Task description:
Every record below should be printed exactly as given.

Information provided:
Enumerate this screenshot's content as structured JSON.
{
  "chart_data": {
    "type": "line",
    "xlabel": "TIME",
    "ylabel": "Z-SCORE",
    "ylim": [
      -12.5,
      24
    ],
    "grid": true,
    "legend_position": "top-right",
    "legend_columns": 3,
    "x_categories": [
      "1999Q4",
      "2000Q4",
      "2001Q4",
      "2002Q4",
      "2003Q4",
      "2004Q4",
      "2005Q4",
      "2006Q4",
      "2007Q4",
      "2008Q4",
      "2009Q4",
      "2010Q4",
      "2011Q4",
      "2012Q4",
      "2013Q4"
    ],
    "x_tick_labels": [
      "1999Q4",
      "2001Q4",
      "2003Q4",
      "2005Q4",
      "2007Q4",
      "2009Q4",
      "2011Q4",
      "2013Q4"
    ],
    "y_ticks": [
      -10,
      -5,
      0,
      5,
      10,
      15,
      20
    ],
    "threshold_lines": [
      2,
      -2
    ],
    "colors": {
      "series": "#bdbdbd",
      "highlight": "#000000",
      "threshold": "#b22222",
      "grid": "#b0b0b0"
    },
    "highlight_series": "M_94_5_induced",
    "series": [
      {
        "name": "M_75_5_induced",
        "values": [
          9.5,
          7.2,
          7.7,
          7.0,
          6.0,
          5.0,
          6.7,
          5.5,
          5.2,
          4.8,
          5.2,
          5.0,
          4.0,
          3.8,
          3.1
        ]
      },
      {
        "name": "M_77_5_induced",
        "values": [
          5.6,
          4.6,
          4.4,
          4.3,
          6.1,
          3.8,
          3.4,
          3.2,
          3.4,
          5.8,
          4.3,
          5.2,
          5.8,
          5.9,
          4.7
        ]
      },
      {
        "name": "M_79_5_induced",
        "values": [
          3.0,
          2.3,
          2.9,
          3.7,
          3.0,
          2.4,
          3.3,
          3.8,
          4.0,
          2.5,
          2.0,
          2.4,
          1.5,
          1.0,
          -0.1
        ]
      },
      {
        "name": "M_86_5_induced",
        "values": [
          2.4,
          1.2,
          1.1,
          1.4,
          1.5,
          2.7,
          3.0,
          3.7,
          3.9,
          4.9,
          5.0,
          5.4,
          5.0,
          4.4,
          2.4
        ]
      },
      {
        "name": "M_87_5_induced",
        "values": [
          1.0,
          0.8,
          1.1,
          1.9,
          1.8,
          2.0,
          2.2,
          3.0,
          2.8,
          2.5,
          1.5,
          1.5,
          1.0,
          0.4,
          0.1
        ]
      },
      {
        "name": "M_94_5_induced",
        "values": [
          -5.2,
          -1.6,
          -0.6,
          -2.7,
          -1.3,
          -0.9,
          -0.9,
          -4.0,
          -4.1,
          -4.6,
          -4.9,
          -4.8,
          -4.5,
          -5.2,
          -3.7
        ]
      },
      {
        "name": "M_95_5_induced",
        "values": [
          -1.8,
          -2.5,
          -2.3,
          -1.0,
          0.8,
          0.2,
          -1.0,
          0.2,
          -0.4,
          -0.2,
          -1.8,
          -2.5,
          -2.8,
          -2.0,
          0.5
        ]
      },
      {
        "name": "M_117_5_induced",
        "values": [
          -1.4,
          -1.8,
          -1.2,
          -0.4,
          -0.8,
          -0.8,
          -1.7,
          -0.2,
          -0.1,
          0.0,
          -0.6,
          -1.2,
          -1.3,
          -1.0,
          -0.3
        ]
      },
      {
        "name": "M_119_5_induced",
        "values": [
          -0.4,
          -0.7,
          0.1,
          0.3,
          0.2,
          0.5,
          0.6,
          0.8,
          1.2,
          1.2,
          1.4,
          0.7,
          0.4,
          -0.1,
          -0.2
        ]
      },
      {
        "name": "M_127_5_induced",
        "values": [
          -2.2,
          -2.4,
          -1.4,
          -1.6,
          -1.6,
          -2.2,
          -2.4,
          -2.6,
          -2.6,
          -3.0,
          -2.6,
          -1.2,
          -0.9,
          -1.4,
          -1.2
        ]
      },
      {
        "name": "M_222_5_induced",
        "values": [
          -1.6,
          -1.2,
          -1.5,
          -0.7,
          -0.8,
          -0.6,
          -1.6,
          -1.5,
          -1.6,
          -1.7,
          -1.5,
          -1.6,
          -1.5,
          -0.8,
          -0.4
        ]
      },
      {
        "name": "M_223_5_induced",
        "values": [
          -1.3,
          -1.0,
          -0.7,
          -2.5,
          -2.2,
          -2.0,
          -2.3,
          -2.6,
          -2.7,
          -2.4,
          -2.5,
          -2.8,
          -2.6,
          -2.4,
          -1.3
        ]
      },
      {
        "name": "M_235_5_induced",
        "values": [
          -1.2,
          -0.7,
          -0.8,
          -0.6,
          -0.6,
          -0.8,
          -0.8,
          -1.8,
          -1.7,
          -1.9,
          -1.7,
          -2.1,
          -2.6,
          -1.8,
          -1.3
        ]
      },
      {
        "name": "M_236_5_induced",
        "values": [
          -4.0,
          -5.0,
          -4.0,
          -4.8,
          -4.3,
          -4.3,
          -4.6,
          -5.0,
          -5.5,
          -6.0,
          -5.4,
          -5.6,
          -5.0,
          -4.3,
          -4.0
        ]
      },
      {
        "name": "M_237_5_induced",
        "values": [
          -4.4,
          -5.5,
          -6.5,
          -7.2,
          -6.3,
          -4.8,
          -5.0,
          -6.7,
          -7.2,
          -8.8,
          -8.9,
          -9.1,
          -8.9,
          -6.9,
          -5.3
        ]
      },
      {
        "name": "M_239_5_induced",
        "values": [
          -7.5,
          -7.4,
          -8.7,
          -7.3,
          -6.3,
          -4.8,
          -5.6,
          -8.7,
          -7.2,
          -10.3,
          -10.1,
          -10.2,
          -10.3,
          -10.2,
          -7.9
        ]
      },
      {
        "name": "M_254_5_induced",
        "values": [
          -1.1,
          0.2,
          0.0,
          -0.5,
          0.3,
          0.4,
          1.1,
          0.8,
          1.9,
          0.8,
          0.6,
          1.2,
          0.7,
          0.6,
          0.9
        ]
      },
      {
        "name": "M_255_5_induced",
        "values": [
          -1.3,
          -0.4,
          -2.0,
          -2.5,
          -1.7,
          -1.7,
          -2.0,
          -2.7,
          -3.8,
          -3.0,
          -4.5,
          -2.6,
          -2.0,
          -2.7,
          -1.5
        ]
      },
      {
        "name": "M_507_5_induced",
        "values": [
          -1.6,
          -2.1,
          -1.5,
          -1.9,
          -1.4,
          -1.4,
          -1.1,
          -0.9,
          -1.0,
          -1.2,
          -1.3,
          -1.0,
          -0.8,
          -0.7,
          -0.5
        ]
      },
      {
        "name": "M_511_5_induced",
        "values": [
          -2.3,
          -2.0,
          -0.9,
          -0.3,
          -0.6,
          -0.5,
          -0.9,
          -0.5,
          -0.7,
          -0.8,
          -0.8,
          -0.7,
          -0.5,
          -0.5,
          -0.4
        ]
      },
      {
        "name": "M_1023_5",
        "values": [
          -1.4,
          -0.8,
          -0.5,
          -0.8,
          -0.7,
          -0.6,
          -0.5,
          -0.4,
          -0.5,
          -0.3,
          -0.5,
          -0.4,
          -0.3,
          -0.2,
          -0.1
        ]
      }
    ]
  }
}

Solution to this exercise:
Enumerate this screenshot's content as structured JSON.
{
  "chart_data": {
    "type": "line",
    "xlabel": "TIME",
    "ylabel": "Z-SCORE",
    "ylim": [
      -12.5,
      24
    ],
    "grid": true,
    "legend_position": "top-right",
    "legend_columns": 3,
    "x_categories": [
      "1999Q4",
      "2000Q4",
      "2001Q4",
      "2002Q4",
      "2003Q4",
      "2004Q4",
      "2005Q4",
      "2006Q4",
      "2007Q4",
      "2008Q4",
      "2009Q4",
      "2010Q4",
      "2011Q4",
      "2012Q4",
      "2013Q4"
    ],
    "x_tick_labels": [
      "1999Q4",
      "2001Q4",
      "2003Q4",
      "2005Q4",
      "2007Q4",
      "2009Q4",
      "2011Q4",
      "2013Q4"
    ],
    "y_ticks": [
      -10,
      -5,
      0,
      5,
      10,
      15,
      20
    ],
    "threshold_lines": [
      2,
      -2
    ],
    "colors": {
      "series": "#bdbdbd",
      "highlight": "#000000",
      "threshold": "#b22222",
      "grid": "#b0b0b0"
    },
    "highlight_series": "M_94_5_induced",
    "series": [
      {
        "name": "M_75_5_induced",
        "values": [
          9.5,
          7.2,
          7.7,
          7.0,
          6.0,
          5.0,
          6.7,
          5.5,
          5.2,
          4.8,
          5.2,
          5.0,
          4.0,
          3.8,
          3.1
        ]
      },
      {
        "name": "M_77_5_induced",
        "values": [
          5.6,
          4.6,
          4.4,
          4.3,
          6.1,
          3.8,
          3.4,
          3.2,
          3.4,
          5.8,
          4.3,
          5.2,
          5.8,
          5.9,
          4.7
        ]
      },
      {
        "name": "M_79_5_induced",
        "values": [
          3.0,
          2.3,
          2.9,
          3.7,
          3.0,
          2.4,
          3.3,
          3.8,
          4.0,
          2.5,
          2.0,
          2.4,
          1.5,
          1.0,
          -0.1
        ]
      },
      {
        "name": "M_86_5_induced",
        "values": [
          2.4,
          1.2,
          1.1,
          1.4,
          1.5,
          2.7,
          3.0,
          3.7,
          3.9,
          4.9,
          5.0,
          5.4,
          5.0,
          4.4,
          2.4
        ]
      },
      {
        "name": "M_87_5_induced",
        "values": [
          1.0,
          0.8,
          1.1,
          1.9,
          1.8,
          2.0,
          2.2,
          3.0,
          2.8,
          2.5,
          1.5,
          1.5,
          1.0,
          0.4,
          0.1
        ]
      },
      {
        "name": "M_94_5_induced",
        "values": [
          -5.2,
          -1.6,
          -0.6,
          -2.7,
          -1.3,
          -0.9,
          -0.9,
          -4.0,
          -4.1,
          -4.6,
          -4.9,
          -4.8,
          -4.5,
          -5.2,
          -3.7
        ]
      },
      {
        "name": "M_95_5_induced",
        "values": [
          -1.8,
          -2.5,
          -2.3,
          -1.0,
          0.8,
          0.2,
          -1.0,
          0.2,
          -0.4,
          -0.2,
          -1.8,
          -2.5,
          -2.8,
          -2.0,
          0.5
        ]
      },
      {
        "name": "M_117_5_induced",
        "values": [
          -1.4,
          -1.8,
          -1.2,
          -0.4,
          -0.8,
          -0.8,
          -1.7,
          -0.2,
          -0.1,
          0.0,
          -0.6,
          -1.2,
          -1.3,
          -1.0,
          -0.3
        ]
      },
      {
        "name": "M_119_5_induced",
        "values": [
          -0.4,
          -0.7,
          0.1,
          0.3,
          0.2,
          0.5,
          0.6,
          0.8,
          1.2,
          1.2,
          1.4,
          0.7,
          0.4,
          -0.1,
          -0.2
        ]
      },
      {
        "name": "M_127_5_induced",
        "values": [
          -2.2,
          -2.4,
          -1.4,
          -1.6,
          -1.6,
          -2.2,
          -2.4,
          -2.6,
          -2.6,
          -3.0,
          -2.6,
          -1.2,
          -0.9,
          -1.4,
          -1.2
        ]
      },
      {
        "name": "M_222_5_induced",
        "values": [
          -1.6,
          -1.2,
          -1.5,
          -0.7,
          -0.8,
          -0.6,
          -1.6,
          -1.5,
          -1.6,
          -1.7,
          -1.5,
          -1.6,
          -1.5,
          -0.8,
          -0.4
        ]
      },
      {
        "name": "M_223_5_induced",
        "values": [
          -1.3,
          -1.0,
          -0.7,
          -2.5,
          -2.2,
          -2.0,
          -2.3,
          -2.6,
          -2.7,
          -2.4,
          -2.5,
          -2.8,
          -2.6,
          -2.4,
          -1.3
        ]
      },
      {
        "name": "M_235_5_induced",
        "values": [
          -1.2,
          -0.7,
          -0.8,
          -0.6,
          -0.6,
          -0.8,
          -0.8,
          -1.8,
          -1.7,
          -1.9,
          -1.7,
          -2.1,
          -2.6,
          -1.8,
          -1.3
        ]
      },
      {
        "name": "M_236_5_induced",
        "values": [
          -4.0,
          -5.0,
          -4.0,
          -4.8,
          -4.3,
          -4.3,
          -4.6,
          -5.0,
          -5.5,
          -6.0,
          -5.4,
          -5.6,
          -5.0,
          -4.3,
          -4.0
        ]
      },
      {
        "name": "M_237_5_induced",
        "values": [
          -4.4,
          -5.5,
          -6.5,
          -7.2,
          -6.3,
          -4.8,
          -5.0,
          -6.7,
          -7.2,
          -8.8,
          -8.9,
          -9.1,
          -8.9,
          -6.9,
          -5.3
        ]
      },
      {
        "name": "M_239_5_induced",
        "values": [
          -7.5,
          -7.4,
          -8.7,
          -7.3,
          -6.3,
          -4.8,
          -5.6,
          -8.7,
          -7.2,
          -10.3,
          -10.1,
          -10.2,
          -10.3,
          -10.2,
          -7.9
        ]
      },
      {
        "name": "M_254_5_induced",
        "values": [
          -1.1,
          0.2,
          0.0,
          -0.5,
          0.3,
          0.4,
          1.1,
          0.8,
          1.9,
          0.8,
          0.6,
          1.2,
          0.7,
          0.6,
          0.9
        ]
      },
      {
        "name": "M_255_5_induced",
        "values": [
          -1.3,
          -0.4,
          -2.0,
          -2.5,
          -1.7,
          -1.7,
          -2.0,
          -2.7,
          -3.8,
          -3.0,
          -4.5,
          -2.6,
          -2.0,
          -2.7,
          -1.5
        ]
      },
      {
        "name": "M_507_5_induced",
        "values": [
          -1.6,
          -2.1,
          -1.5,
          -1.9,
          -1.4,
          -1.4,
          -1.1,
          -0.9,
          -1.0,
          -1.2,
          -1.3,
          -1.0,
          -0.8,
          -0.7,
          -0.5
        ]
      },
      {
        "name": "M_511_5_induced",
        "values": [
          -2.3,
          -2.0,
          -0.9,
          -0.3,
          -0.6,
          -0.5,
          -0.9,
          -0.5,
          -0.7,
          -0.8,
          -0.8,
          -0.7,
          -0.5,
          -0.5,
          -0.4
        ]
      },
      {
        "name": "M_1023_5",
        "values": [
          -1.4,
          -0.8,
          -0.5,
          -0.8,
          -0.7,
          -0.6,
          -0.5,
          -0.4,
          -0.5,
          -0.3,
          -0.5,
          -0.4,
          -0.3,
          -0.2,
          -0.1
        ]
      }
    ]
  }
}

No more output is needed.